EXCERPT PROVIDED —
# # # #

As stated previously, I agree with the district judge that the correct damage basis is $750,000. After deciding this, the district judge proceeded to compute the proportion of damage Wausau should bear. Specifically, after determining the period during which the damage occurred, the judge found that Wausau’s insurance coverage between November 1, 1992 and November 1, 1995 accounted for 25.4 percent of the total damage period. Then, utilizing the total damage figure of $750,000, the judge determined that Wausau owed $190,-500 from its $1 million coverage.
The majority agrees that Wausau had coverage for 25.4 percent of the damage period, but limits the judgment to Stonehenge to $120,650 — -a figure calculated upon what the three other insurance companies collectively agreed to pay, in varied amounts depending upon their respective coverage periods. I confess to being unable to understand how the majority reaches this result.
As an initial premise, I am not so willing as the majority to presume that Maryland Casualty, Aetna, and Home Insurance, which collectively had coverage for only a little over half of the total damage period, agreed to pay the total amount of actual damages. Furthermore, if Hitt controls, as the majority believes, and any amount agreed to be paid over and above the amount the other insurance companies agreed to pay is “patently unreasonable” and “invalid,” Hitt, 737 F.2d at 426, then it seems that no additional money should be paid to Stonehenge, leaving Wausau with no obligation at all. Further, if Wausau’s responsibility is to be a percentage of the $475,000 already paid in full by the other insurance companies, requiring Wausau to pay $120,650 will actually result in Stonehenge recovering an amount over and above the $475,000.
These anomalies, in my judgment, show that the resolution the trial judge reached was fair and eminently reasonable. The chart below reflects his decision. A comparison of the amounts actually paid by the other insurance companies to the allocations the district judge used in his independent determination reflects the fairness of his decision.
*313EQUITABLE ALLOCATION OF DAMAGES OCCURRING FROM 11/1/85 TO 3/17/97
Carrier Percentage of Time Proportion Number of There Was of Damages Dates of Years of Coverage Due Per Coverage Coverage Court District Actually Paid
Initial Carrier 4/1/85 to 1.25 or Stonehenge1 7/1/86 .106 79,500
Maryland Casualty 7/1/86 to 1.3 11/1/87 .113 84.750 100,000
Aetna 11/1/87 to 4 11/1/91 .339 254,250 300,000
Home Insurance 11/1/91 to 1 11/1/92 .085 63.750 75,000
Wausau 11/1/92 to 3 11/1/95 .254 190,500 [120,650]2
Final Carrier 11/1/95 to 1.21 or Stonehenge 3/17/97 .103 90.750
Although the other insurance companies paid more in settlement than would have been called for under the district judge’s calculations, the differences are, in my opinion, minimal. If anything, Wausau would obviously benefit financially from the fact that the assessment of its responsibility was made with the cool reflection of a district judge rather than in the heat of a state court battle with the prospect of a large actual and punitive damage verdict staring it in the face.
V.
In conclusion, I would accept the sum of $750,000 as a proper basis for the allocation of Wausau’s share of the damages, and I would affirm the district court’s method of computing the specific sum due from Wausau. Therefore, I respectfully dissent from Part IV of the majority’s opinion.

. According to the district court:
The record does not identify the initial and final insurance carriers during the trigger period. The identity of these carriers, or whether any coverage even existed during those periods, is immaterial for the purpose of establishing Wausau’s equitable share. The Court’s calculation is based on proportioning damages throughout the duration of the entire trigger period. If the plaintiffs did not have coverage in the first and last periods, then they would be responsible for the damages that are apportioned to those periods. J.A. 192.

. This amount reflects Wausau’s share per the majority opinion.

# # # #

[Dataset entries]
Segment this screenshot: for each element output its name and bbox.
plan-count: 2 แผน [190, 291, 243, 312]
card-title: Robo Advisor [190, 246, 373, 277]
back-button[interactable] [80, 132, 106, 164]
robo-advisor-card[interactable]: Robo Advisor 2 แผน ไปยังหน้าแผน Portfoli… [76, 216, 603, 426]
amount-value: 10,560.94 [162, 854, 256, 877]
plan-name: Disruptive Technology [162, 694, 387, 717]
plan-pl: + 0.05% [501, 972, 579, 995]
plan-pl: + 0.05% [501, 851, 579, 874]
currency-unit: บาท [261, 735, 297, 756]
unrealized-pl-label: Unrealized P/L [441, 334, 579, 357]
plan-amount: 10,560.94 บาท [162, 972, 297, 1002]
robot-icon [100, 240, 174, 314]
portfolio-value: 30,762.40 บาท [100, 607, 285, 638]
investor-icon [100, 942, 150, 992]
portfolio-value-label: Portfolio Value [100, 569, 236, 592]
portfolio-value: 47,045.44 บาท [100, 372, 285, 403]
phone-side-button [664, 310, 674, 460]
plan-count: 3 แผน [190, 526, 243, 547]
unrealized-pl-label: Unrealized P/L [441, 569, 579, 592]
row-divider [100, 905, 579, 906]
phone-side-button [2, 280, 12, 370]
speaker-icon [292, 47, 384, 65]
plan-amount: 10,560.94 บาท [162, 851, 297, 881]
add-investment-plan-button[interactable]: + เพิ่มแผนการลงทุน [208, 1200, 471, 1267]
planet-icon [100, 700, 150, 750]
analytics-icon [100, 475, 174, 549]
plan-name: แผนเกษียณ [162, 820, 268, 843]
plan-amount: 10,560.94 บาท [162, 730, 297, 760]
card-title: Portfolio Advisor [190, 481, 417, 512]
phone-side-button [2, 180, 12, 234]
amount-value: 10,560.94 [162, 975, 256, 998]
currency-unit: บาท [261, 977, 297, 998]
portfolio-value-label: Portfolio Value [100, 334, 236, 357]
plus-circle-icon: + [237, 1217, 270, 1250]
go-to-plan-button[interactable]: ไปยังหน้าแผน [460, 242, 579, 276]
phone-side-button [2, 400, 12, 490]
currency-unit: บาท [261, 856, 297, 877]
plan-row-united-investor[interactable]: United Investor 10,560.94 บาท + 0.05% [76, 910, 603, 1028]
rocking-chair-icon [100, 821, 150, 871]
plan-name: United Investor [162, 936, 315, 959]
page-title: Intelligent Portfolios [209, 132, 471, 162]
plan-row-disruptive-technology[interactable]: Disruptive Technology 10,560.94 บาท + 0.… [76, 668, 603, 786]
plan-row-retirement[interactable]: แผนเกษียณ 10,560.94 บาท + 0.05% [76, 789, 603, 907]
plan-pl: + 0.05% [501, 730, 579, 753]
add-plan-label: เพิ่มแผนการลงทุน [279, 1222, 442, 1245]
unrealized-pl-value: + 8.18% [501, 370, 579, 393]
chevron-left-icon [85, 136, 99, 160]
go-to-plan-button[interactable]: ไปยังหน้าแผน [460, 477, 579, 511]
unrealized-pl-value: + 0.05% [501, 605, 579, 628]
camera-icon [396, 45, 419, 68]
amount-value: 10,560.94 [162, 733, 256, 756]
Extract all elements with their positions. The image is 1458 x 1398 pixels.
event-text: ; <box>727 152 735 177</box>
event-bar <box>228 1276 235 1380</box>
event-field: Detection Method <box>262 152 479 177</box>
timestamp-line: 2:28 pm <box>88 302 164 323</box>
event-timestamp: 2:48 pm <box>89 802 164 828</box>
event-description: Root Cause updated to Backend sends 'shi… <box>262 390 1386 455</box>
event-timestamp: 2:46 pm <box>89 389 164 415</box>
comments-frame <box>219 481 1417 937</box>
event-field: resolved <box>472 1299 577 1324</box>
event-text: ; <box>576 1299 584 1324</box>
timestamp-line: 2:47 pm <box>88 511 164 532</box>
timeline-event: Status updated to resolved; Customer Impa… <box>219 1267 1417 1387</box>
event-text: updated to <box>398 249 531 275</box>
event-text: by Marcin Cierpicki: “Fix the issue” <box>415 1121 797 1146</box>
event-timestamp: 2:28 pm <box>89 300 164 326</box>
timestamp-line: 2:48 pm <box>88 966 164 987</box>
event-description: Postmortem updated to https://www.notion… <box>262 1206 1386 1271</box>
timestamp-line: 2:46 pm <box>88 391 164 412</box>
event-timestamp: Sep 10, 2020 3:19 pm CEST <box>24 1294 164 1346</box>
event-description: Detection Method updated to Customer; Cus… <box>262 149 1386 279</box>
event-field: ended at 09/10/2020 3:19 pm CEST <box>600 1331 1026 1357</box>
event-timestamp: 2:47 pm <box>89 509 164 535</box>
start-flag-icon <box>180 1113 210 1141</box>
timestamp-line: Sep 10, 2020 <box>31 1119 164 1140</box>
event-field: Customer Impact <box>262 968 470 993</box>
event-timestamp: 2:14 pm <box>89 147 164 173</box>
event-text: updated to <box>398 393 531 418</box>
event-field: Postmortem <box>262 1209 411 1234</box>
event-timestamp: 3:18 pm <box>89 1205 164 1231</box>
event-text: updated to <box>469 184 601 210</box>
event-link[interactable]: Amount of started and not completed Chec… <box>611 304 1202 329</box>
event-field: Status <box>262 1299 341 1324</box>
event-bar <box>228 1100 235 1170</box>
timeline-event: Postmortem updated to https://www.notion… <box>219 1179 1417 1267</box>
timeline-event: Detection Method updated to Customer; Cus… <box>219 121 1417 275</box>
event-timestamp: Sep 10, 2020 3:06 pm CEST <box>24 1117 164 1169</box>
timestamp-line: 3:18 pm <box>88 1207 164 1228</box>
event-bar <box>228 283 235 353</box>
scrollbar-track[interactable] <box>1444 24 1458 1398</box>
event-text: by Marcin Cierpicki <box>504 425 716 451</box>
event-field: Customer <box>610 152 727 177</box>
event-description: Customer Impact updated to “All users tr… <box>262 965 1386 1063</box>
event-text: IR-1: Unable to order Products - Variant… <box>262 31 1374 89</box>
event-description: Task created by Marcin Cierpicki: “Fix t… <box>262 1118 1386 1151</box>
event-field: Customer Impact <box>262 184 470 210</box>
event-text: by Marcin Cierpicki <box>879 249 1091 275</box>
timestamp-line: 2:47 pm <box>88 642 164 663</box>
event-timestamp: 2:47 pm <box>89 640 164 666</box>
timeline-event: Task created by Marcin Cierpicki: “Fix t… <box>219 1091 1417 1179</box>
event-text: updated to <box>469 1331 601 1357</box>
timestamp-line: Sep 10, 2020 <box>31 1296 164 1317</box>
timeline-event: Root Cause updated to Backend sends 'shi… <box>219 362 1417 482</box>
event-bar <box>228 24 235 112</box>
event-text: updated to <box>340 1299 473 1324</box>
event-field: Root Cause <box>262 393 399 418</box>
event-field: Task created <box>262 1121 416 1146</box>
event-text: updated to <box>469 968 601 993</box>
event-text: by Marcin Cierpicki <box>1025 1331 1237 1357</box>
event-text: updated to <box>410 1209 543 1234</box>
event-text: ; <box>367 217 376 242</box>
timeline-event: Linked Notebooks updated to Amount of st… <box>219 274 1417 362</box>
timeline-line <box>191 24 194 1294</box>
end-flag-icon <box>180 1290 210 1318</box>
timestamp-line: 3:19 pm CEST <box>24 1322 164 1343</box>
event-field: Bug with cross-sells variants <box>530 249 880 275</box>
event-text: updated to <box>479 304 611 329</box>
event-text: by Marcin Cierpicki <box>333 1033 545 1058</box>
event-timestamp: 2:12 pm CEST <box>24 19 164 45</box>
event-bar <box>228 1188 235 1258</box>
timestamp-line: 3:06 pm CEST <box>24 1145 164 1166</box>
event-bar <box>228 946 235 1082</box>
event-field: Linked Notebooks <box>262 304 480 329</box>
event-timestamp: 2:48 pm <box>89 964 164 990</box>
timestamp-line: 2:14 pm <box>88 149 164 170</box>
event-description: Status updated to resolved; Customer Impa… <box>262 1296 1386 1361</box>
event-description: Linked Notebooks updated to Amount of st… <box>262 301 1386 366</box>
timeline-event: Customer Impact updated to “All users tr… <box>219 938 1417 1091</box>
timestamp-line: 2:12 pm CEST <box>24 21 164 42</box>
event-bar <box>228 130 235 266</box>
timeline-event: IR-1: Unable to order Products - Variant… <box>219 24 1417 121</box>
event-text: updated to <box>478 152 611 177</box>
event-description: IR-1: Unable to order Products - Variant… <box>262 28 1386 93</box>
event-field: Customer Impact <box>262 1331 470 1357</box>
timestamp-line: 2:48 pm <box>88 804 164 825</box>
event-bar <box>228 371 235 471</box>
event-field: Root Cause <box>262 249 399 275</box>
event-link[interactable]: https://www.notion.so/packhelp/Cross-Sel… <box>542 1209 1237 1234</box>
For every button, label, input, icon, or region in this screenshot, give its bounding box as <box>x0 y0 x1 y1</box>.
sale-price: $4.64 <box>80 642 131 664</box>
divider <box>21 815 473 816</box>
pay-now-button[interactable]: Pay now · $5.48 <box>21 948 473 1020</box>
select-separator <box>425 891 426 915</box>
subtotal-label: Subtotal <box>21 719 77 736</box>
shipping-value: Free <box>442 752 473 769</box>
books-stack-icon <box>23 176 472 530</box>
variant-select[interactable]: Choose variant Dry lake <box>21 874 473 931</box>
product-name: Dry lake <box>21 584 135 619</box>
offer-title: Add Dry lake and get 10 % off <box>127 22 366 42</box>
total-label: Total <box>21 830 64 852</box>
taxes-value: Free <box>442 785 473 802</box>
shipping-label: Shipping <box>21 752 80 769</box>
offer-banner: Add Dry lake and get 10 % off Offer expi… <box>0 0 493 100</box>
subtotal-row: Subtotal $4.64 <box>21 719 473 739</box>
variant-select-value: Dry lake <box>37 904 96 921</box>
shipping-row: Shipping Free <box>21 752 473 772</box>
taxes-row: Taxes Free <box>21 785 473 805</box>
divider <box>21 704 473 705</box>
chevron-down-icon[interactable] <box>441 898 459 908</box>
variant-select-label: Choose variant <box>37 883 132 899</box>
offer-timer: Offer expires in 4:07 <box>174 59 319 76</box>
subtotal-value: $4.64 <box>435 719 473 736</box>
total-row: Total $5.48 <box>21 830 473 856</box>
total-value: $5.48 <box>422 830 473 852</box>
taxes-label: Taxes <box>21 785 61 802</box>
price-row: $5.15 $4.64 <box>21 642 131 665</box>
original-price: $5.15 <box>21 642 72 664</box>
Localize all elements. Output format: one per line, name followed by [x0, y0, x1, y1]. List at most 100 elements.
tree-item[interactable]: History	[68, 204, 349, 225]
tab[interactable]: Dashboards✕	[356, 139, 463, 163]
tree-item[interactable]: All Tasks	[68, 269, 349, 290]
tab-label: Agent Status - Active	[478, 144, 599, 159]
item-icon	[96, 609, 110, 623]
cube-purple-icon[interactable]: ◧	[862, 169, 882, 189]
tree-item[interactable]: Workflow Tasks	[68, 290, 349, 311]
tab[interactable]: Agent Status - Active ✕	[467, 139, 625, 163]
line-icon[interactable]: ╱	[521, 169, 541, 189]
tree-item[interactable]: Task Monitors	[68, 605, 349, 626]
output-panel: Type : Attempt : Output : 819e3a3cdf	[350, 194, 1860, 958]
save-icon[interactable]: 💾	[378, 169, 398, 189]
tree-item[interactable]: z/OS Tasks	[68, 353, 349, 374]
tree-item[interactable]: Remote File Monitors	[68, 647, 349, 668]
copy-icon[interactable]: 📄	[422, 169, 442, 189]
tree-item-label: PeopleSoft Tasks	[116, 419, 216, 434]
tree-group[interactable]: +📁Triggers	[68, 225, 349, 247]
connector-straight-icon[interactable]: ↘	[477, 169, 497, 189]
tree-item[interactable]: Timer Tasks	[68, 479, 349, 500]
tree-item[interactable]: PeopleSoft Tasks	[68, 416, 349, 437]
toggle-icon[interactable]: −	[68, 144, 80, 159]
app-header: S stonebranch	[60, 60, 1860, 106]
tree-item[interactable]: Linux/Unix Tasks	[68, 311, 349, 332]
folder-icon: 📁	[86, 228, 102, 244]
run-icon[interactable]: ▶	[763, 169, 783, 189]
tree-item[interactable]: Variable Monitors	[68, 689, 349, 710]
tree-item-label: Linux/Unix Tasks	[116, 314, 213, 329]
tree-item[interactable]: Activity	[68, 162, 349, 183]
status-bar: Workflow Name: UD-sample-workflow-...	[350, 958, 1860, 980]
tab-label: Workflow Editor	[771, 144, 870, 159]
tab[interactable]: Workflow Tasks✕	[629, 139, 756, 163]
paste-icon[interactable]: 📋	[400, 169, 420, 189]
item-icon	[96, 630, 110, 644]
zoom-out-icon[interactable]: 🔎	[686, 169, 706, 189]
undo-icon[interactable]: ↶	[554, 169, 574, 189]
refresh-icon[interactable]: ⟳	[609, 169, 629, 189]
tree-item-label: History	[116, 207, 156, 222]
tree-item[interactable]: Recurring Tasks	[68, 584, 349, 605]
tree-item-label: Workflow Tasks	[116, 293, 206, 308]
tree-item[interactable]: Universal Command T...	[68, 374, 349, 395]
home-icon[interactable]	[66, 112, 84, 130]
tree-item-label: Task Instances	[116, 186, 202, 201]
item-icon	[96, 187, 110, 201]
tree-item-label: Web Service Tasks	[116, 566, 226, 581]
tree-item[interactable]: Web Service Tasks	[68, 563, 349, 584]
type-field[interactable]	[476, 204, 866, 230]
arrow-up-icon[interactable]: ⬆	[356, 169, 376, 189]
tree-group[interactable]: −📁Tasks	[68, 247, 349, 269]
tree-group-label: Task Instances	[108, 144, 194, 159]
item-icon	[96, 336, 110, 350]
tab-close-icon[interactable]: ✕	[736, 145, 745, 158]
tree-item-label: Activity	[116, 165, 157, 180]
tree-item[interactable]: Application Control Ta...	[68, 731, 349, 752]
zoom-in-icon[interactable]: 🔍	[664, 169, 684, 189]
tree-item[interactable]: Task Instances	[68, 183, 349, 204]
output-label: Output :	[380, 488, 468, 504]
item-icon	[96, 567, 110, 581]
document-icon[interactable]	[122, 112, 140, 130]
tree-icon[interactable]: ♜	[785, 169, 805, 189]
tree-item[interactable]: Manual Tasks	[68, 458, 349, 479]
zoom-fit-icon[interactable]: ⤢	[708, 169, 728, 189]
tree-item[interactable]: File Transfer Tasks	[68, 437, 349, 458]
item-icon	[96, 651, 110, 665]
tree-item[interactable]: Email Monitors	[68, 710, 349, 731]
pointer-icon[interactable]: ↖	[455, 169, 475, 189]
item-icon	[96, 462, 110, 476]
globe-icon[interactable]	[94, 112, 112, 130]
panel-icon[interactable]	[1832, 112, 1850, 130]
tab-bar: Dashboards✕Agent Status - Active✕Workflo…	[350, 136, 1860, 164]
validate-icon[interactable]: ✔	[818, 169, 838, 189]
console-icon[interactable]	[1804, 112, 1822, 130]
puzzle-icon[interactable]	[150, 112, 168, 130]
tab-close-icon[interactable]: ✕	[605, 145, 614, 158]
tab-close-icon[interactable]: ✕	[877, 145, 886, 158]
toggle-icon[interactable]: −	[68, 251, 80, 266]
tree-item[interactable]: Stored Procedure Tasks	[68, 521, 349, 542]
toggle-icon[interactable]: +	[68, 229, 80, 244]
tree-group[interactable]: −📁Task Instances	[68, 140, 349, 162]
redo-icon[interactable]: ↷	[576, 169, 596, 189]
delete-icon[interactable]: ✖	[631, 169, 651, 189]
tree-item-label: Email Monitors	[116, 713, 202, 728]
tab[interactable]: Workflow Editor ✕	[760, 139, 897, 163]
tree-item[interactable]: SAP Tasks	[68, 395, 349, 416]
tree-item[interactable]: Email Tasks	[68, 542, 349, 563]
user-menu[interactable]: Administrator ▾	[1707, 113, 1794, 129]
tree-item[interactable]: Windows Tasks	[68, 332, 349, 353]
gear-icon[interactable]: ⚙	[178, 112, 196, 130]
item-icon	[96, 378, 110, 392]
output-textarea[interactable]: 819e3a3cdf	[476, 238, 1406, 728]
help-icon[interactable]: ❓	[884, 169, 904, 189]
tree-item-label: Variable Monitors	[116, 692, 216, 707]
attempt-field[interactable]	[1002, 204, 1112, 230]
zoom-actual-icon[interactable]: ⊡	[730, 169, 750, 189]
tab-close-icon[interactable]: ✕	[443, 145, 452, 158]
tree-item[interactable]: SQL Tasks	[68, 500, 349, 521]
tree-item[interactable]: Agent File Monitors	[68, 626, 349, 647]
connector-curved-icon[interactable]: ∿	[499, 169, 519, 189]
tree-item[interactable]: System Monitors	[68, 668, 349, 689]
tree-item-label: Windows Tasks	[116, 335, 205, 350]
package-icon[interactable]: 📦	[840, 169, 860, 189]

# # # #

ASSIGNED TASK 1 —
Restate as a short bulleted list the paragraph of the excerpt that begins "As an initial premise," keeping its main points.
ASSIGNED TASK 2 —
Name every insurance company that the excerpt identifies by name.

TASK RESULT 1 —
- The writer will not presume, as the majority does, that Maryland Casualty, Aetna, and Home Insurance agreed to pay the total actual damages. Together those insurers had coverage for only a little over half of the damage period.
- If Hitt controls, as the majority believes, then any amount beyond what the other insurers agreed to pay is "patently unreasonable" and "invalid." On that view, Stonehenge should get no additional money, and Wausau would owe nothing.
- If Wausau's share is a percentage of the $475,000 the other insurers already paid in full, then making Wausau pay $120,650 would let Stonehenge recover more than the $475,000.

TASK RESULT 2 —
Wausau, Maryland Casualty, Aetna, Home Insurance